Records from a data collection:
━━━━━━

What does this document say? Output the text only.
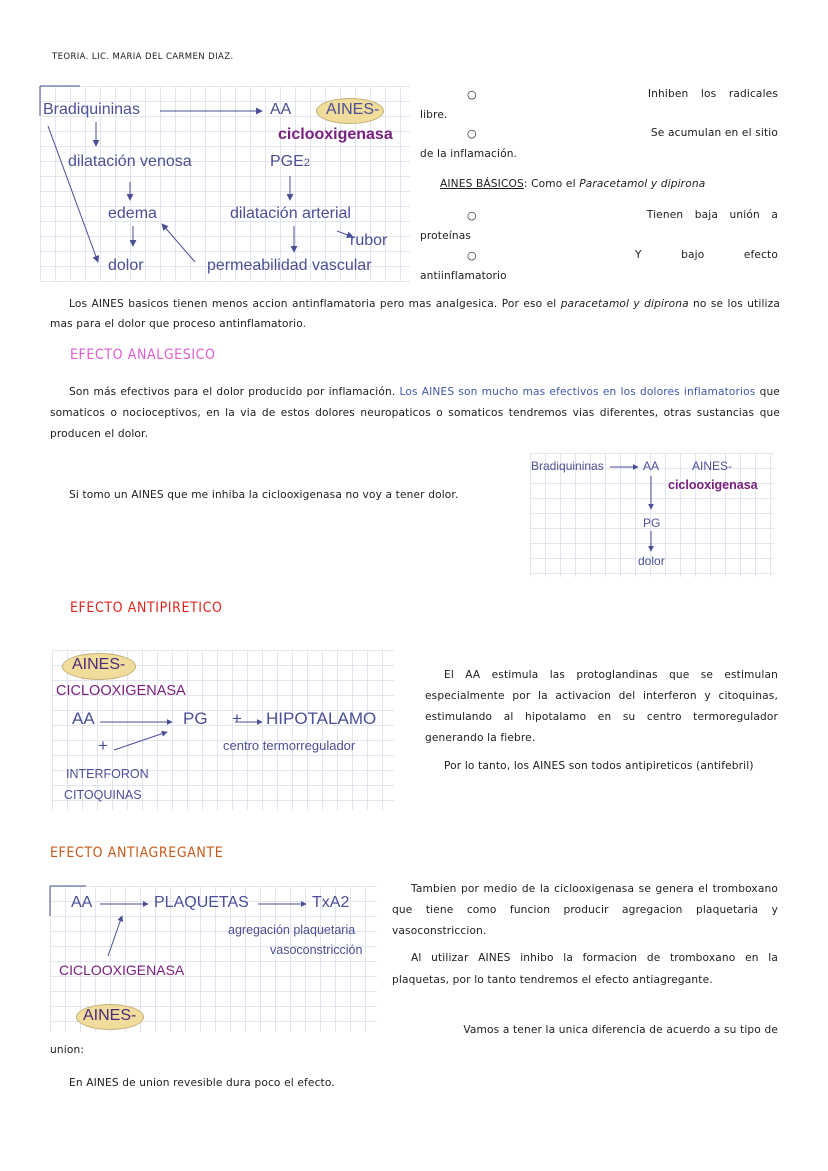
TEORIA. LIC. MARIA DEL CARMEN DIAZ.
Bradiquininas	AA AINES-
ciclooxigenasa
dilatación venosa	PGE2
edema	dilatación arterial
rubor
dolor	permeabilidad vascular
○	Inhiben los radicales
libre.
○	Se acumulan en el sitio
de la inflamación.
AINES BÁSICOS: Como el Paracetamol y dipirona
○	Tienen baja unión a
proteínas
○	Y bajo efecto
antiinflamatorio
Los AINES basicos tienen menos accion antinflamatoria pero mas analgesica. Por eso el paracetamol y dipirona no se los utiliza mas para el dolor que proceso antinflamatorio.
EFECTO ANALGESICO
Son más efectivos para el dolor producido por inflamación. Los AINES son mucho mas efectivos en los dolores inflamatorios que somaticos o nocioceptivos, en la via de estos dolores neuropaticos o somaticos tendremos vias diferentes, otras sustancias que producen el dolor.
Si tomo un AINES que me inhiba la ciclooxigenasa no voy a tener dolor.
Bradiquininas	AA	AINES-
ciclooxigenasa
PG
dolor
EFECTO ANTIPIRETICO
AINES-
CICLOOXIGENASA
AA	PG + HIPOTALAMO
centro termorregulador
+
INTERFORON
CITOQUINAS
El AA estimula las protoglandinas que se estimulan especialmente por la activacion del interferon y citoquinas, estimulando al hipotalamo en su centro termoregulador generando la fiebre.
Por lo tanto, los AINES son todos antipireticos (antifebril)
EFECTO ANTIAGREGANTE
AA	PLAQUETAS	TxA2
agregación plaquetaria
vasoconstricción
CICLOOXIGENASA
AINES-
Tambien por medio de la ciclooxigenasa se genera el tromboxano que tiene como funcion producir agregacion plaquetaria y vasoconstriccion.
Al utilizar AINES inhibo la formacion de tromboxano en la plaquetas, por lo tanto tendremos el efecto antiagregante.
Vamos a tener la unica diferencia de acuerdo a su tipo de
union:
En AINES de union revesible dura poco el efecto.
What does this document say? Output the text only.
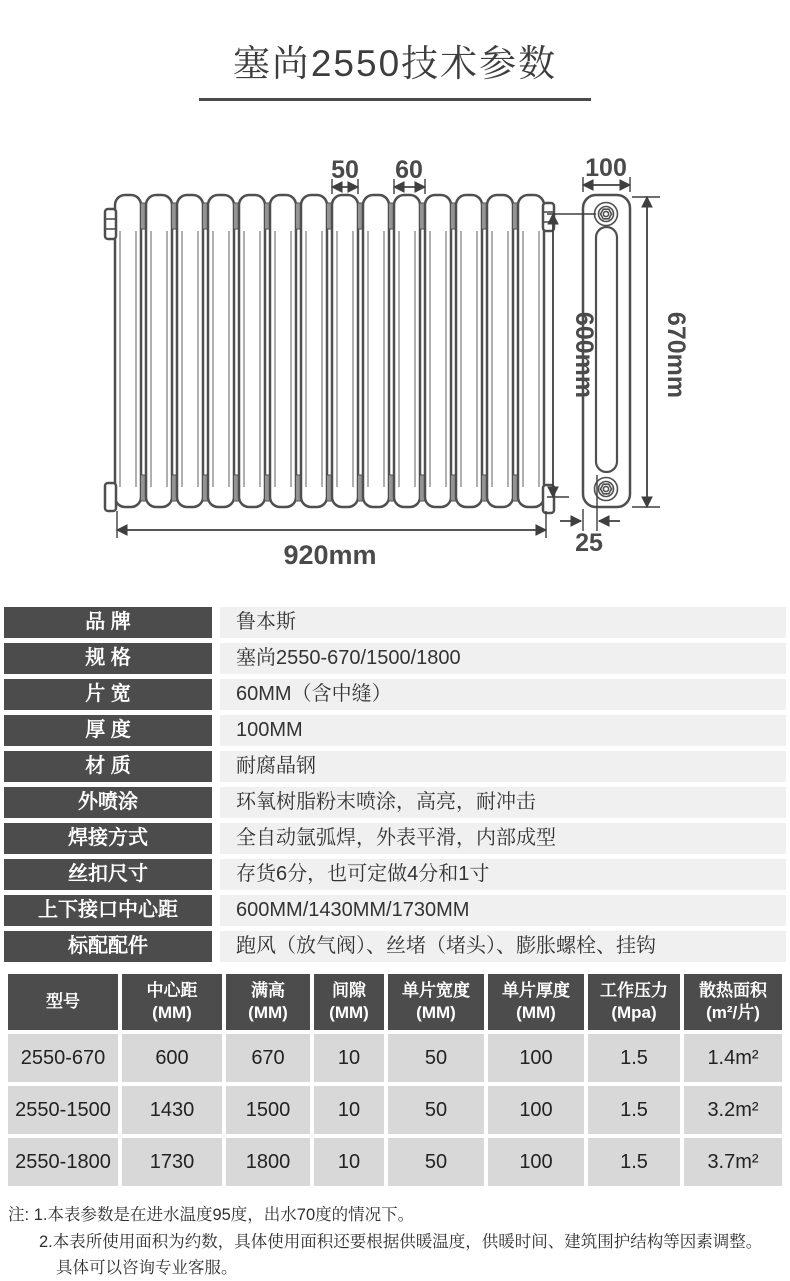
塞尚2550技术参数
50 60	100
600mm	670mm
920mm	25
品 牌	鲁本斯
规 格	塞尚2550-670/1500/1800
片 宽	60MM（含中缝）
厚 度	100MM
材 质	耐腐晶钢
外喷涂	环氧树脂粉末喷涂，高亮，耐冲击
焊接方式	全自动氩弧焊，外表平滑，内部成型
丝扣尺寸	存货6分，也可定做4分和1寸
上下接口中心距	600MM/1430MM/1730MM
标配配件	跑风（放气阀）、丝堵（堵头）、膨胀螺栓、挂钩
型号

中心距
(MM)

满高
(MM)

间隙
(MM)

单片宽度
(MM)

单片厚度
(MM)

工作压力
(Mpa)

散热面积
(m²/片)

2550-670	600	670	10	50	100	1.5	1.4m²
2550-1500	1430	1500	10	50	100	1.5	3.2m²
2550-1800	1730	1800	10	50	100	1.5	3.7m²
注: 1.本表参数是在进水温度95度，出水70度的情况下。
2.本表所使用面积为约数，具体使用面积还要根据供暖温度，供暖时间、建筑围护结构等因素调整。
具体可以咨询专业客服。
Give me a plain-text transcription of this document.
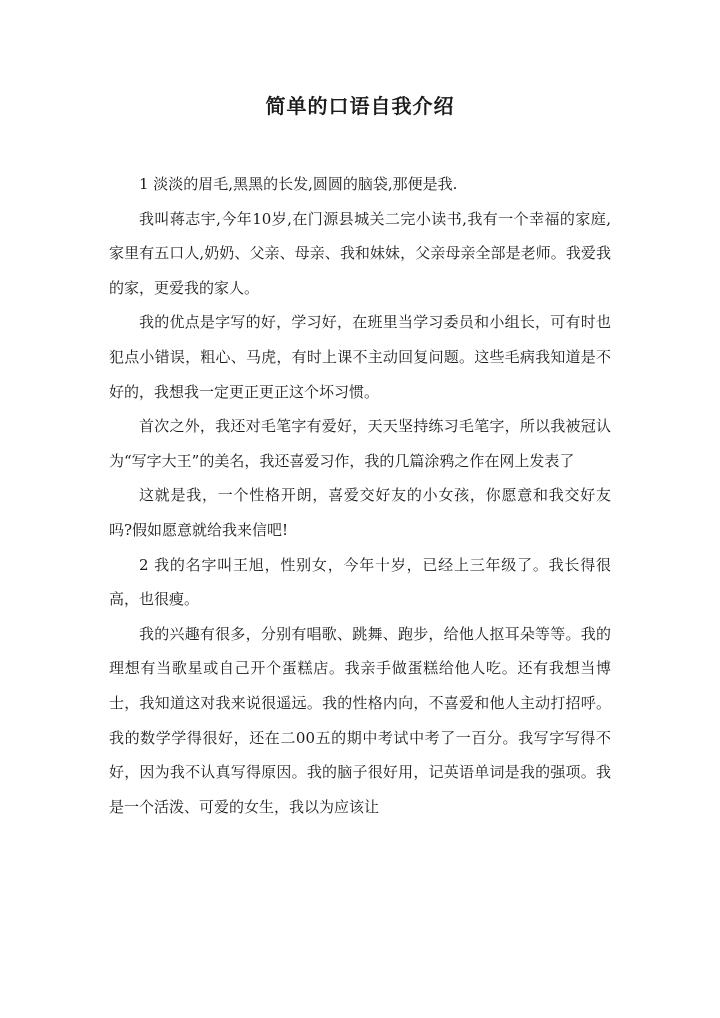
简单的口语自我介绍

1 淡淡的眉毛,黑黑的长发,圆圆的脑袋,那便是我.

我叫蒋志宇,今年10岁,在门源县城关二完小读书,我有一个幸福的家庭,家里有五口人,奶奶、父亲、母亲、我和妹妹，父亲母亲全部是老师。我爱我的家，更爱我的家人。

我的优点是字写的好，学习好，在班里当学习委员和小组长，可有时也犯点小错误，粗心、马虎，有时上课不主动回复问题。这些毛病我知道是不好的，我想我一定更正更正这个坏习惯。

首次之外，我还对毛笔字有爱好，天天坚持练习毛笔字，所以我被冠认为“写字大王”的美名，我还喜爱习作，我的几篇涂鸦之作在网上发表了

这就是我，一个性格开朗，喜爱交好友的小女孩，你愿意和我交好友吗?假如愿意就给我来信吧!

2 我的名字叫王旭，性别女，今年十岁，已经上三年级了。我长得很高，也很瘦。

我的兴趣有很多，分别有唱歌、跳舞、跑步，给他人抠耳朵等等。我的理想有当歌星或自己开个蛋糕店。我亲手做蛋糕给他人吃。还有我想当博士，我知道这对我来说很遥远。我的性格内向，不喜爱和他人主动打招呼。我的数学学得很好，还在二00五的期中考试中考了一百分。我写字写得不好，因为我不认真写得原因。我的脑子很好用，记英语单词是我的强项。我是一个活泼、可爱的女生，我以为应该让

━━━━━━

> [WORK TO BE COMPLETED]: Print the complete listing exactly as it stands, without its pictures.

> [THE ANSWER]:
What does this document say? Output the text only.
TEORIA. LIC. MARIA DEL CARMEN DIAZ.
Bradiquininas	AA AINES-
ciclooxigenasa
dilatación venosa	PGE2
edema	dilatación arterial
rubor
dolor	permeabilidad vascular
○	Inhiben los radicales
libre.
○	Se acumulan en el sitio
de la inflamación.
AINES BÁSICOS: Como el Paracetamol y dipirona
○	Tienen baja unión a
proteínas
○	Y bajo efecto
antiinflamatorio
Los AINES basicos tienen menos accion antinflamatoria pero mas analgesica. Por eso el paracetamol y dipirona no se los utiliza mas para el dolor que proceso antinflamatorio.
EFECTO ANALGESICO
Son más efectivos para el dolor producido por inflamación. Los AINES son mucho mas efectivos en los dolores inflamatorios que somaticos o nocioceptivos, en la via de estos dolores neuropaticos o somaticos tendremos vias diferentes, otras sustancias que producen el dolor.
Si tomo un AINES que me inhiba la ciclooxigenasa no voy a tener dolor.
Bradiquininas	AA	AINES-
ciclooxigenasa
PG
dolor
EFECTO ANTIPIRETICO
AINES-
CICLOOXIGENASA
AA	PG + HIPOTALAMO
centro termorregulador
+
INTERFORON
CITOQUINAS
El AA estimula las protoglandinas que se estimulan especialmente por la activacion del interferon y citoquinas, estimulando al hipotalamo en su centro termoregulador generando la fiebre.
Por lo tanto, los AINES son todos antipireticos (antifebril)
EFECTO ANTIAGREGANTE
AA	PLAQUETAS	TxA2
agregación plaquetaria
vasoconstricción
CICLOOXIGENASA
AINES-
Tambien por medio de la ciclooxigenasa se genera el tromboxano que tiene como funcion producir agregacion plaquetaria y vasoconstriccion.
Al utilizar AINES inhibo la formacion de tromboxano en la plaquetas, por lo tanto tendremos el efecto antiagregante.
Vamos a tener la unica diferencia de acuerdo a su tipo de
union:
En AINES de union revesible dura poco el efecto.
What does this document say? Output the text only.
塞尚2550技术参数
50 60	100
600mm	670mm
920mm	25
品 牌	鲁本斯
规 格	塞尚2550-670/1500/1800
片 宽	60MM（含中缝）
厚 度	100MM
材 质	耐腐晶钢
外喷涂	环氧树脂粉末喷涂，高亮，耐冲击
焊接方式	全自动氩弧焊，外表平滑，内部成型
丝扣尺寸	存货6分，也可定做4分和1寸
上下接口中心距	600MM/1430MM/1730MM
标配配件	跑风（放气阀）、丝堵（堵头）、膨胀螺栓、挂钩
型号

中心距
(MM)

满高
(MM)

间隙
(MM)

单片宽度
(MM)

单片厚度
(MM)

工作压力
(Mpa)

散热面积
(m²/片)

2550-670	600	670	10	50	100	1.5	1.4m²
2550-1500	1430	1500	10	50	100	1.5	3.2m²
2550-1800	1730	1800	10	50	100	1.5	3.7m²
注: 1.本表参数是在进水温度95度，出水70度的情况下。
2.本表所使用面积为约数，具体使用面积还要根据供暖温度，供暖时间、建筑围护结构等因素调整。
具体可以咨询专业客服。
Give me a plain-text transcription of this document.
简单的口语自我介绍

1 淡淡的眉毛,黑黑的长发,圆圆的脑袋,那便是我.

我叫蒋志宇,今年10岁,在门源县城关二完小读书,我有一个幸福的家庭,家里有五口人,奶奶、父亲、母亲、我和妹妹，父亲母亲全部是老师。我爱我的家，更爱我的家人。

我的优点是字写的好，学习好，在班里当学习委员和小组长，可有时也犯点小错误，粗心、马虎，有时上课不主动回复问题。这些毛病我知道是不好的，我想我一定更正更正这个坏习惯。

首次之外，我还对毛笔字有爱好，天天坚持练习毛笔字，所以我被冠认为“写字大王”的美名，我还喜爱习作，我的几篇涂鸦之作在网上发表了

这就是我，一个性格开朗，喜爱交好友的小女孩，你愿意和我交好友吗?假如愿意就给我来信吧!

2 我的名字叫王旭，性别女，今年十岁，已经上三年级了。我长得很高，也很瘦。

我的兴趣有很多，分别有唱歌、跳舞、跑步，给他人抠耳朵等等。我的理想有当歌星或自己开个蛋糕店。我亲手做蛋糕给他人吃。还有我想当博士，我知道这对我来说很遥远。我的性格内向，不喜爱和他人主动打招呼。我的数学学得很好，还在二00五的期中考试中考了一百分。我写字写得不好，因为我不认真写得原因。我的脑子很好用，记英语单词是我的强项。我是一个活泼、可爱的女生，我以为应该让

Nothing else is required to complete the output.